What you have to do » With the pictures omitted, write out the entries that follow exactly as they stand.

** START OF Records for this task **

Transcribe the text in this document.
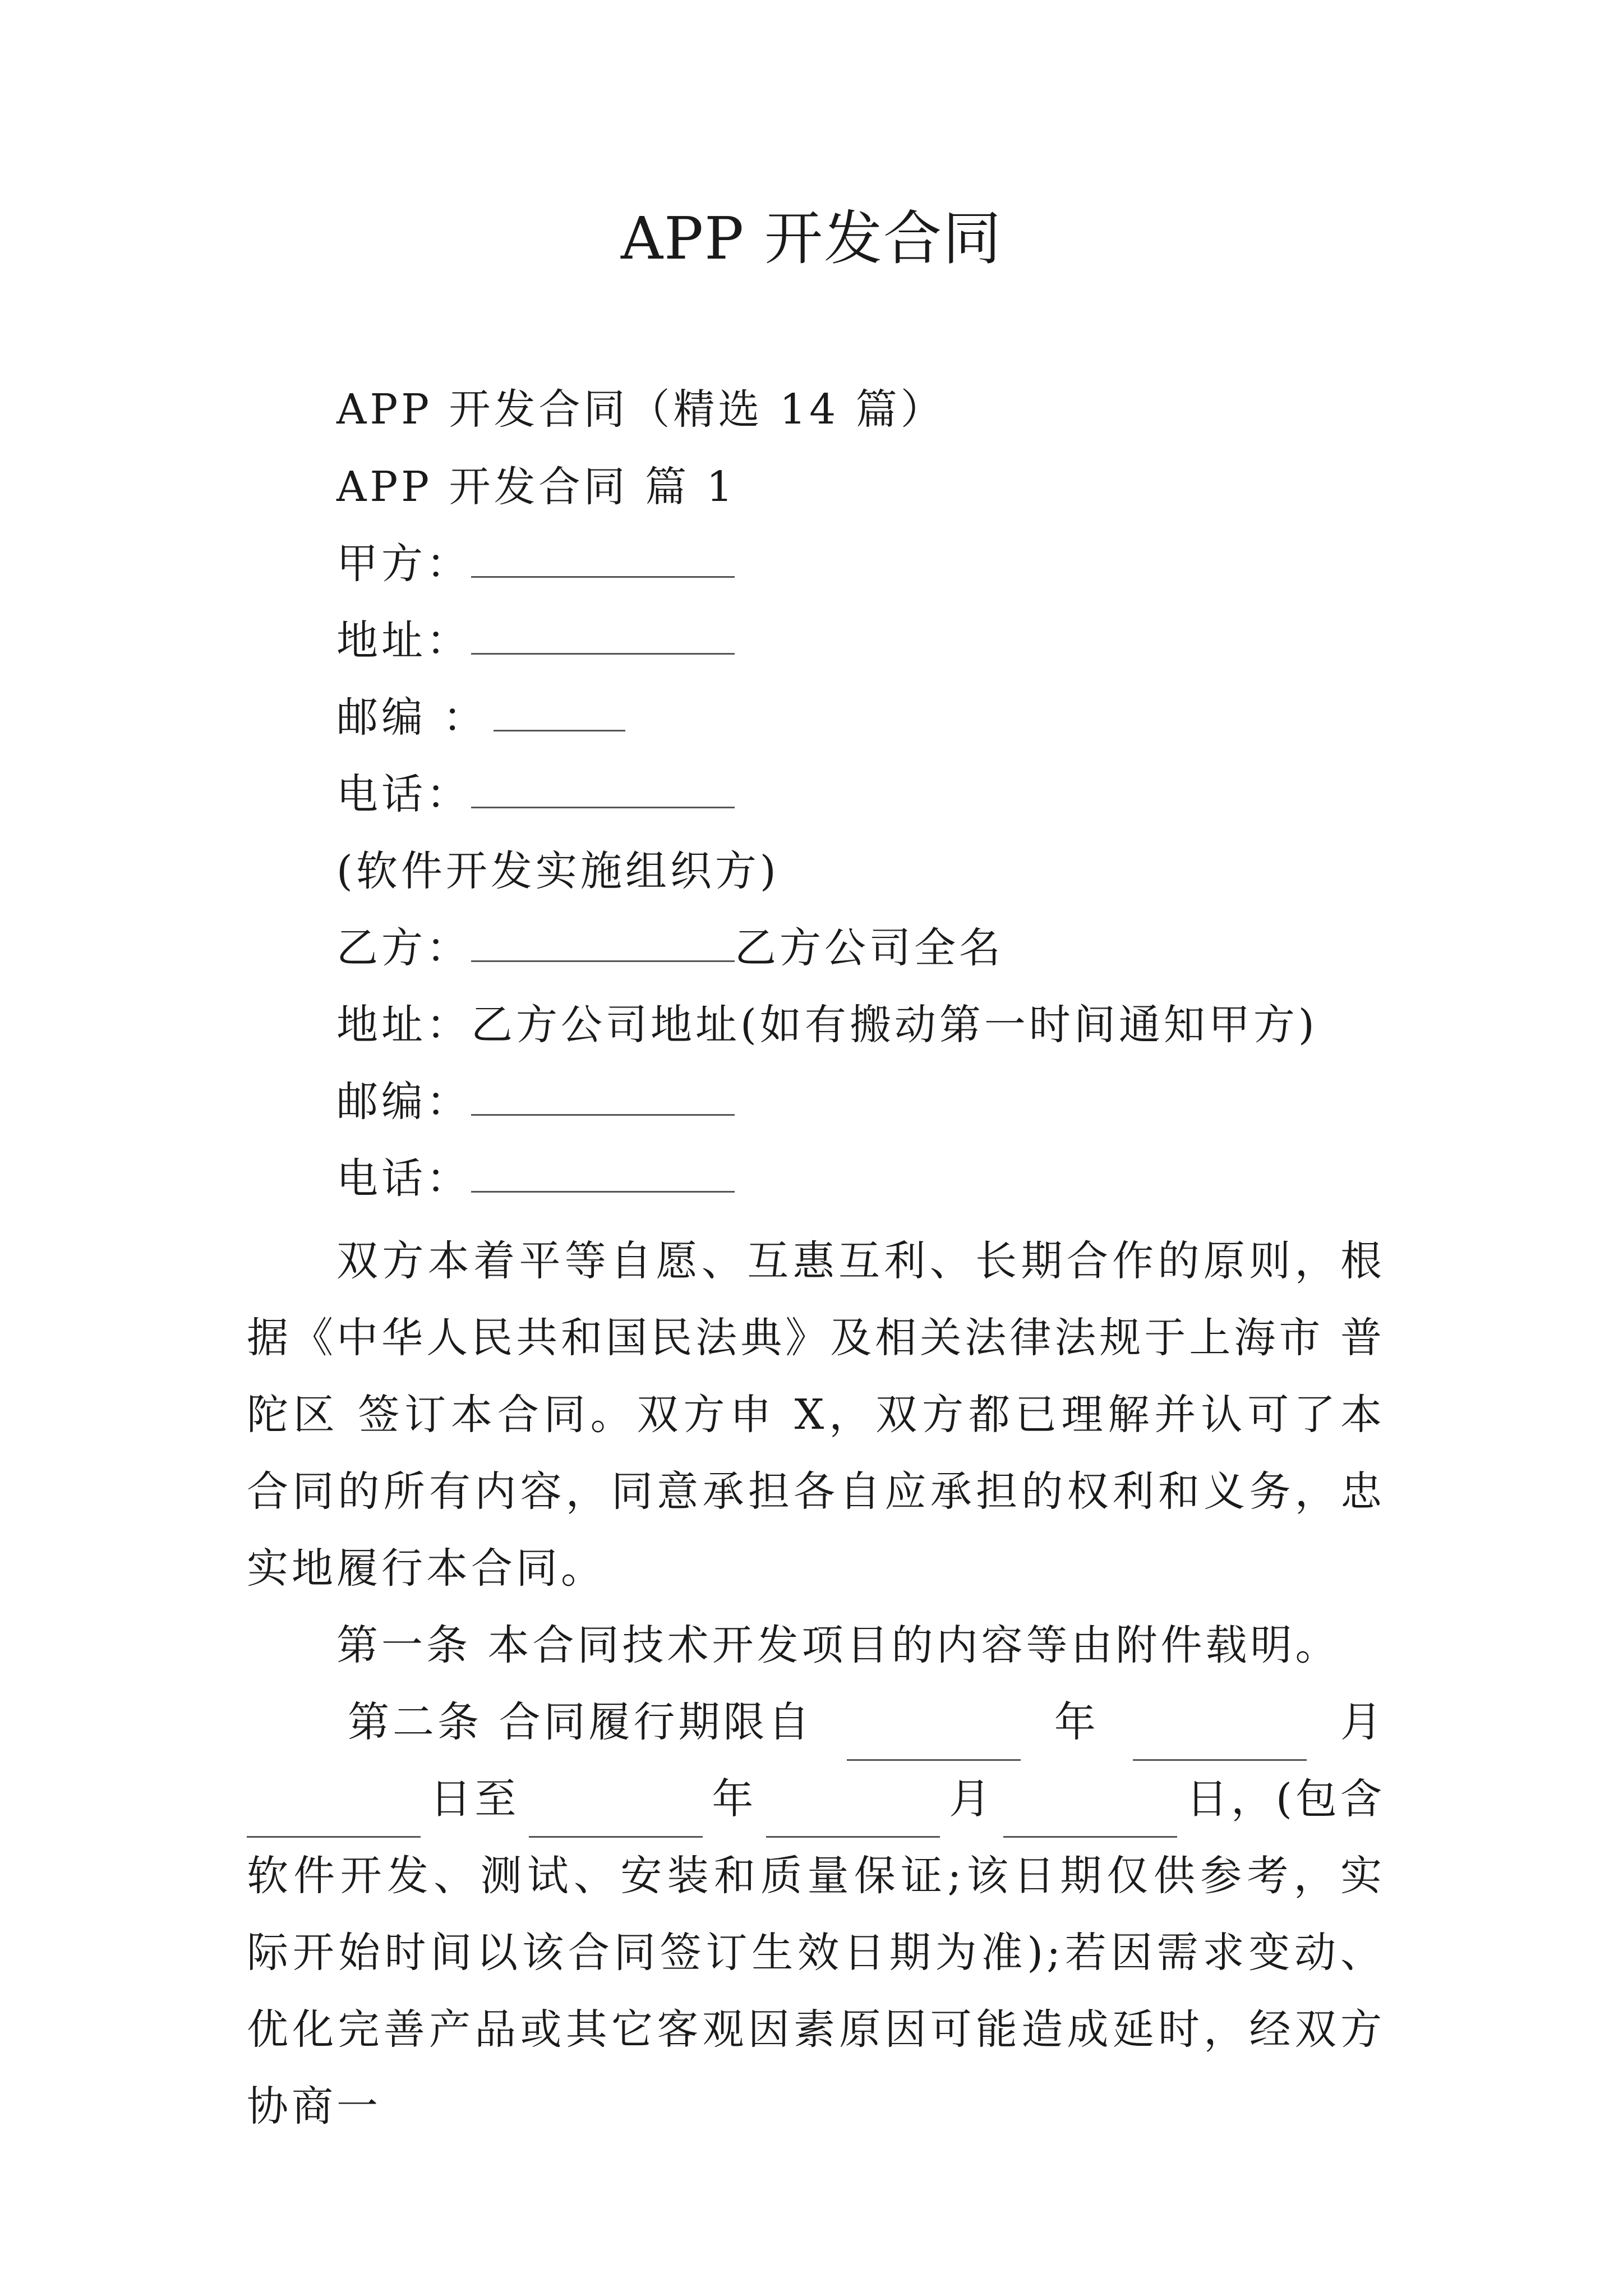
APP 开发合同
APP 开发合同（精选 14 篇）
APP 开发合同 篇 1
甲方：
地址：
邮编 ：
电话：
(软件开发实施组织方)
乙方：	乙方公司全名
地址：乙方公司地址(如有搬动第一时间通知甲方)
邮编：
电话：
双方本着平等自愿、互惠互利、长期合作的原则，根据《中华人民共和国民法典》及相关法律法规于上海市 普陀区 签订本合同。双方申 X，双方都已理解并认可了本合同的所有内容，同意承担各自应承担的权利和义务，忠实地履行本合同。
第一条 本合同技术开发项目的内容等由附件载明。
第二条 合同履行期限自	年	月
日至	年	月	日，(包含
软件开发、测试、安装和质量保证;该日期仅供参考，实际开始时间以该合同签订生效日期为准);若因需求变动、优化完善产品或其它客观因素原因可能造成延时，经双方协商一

** END OF Records for this task **

Written answer »
Transcribe the text in this document.
APP 开发合同
APP 开发合同（精选 14 篇）
APP 开发合同 篇 1
甲方：
地址：
邮编 ：
电话：
(软件开发实施组织方)
乙方：	乙方公司全名
地址：乙方公司地址(如有搬动第一时间通知甲方)
邮编：
电话：
双方本着平等自愿、互惠互利、长期合作的原则，根据《中华人民共和国民法典》及相关法律法规于上海市 普陀区 签订本合同。双方申 X，双方都已理解并认可了本合同的所有内容，同意承担各自应承担的权利和义务，忠实地履行本合同。
第一条 本合同技术开发项目的内容等由附件载明。
第二条 合同履行期限自	年	月
日至	年	月	日，(包含
软件开发、测试、安装和质量保证;该日期仅供参考，实际开始时间以该合同签订生效日期为准);若因需求变动、优化完善产品或其它客观因素原因可能造成延时，经双方协商一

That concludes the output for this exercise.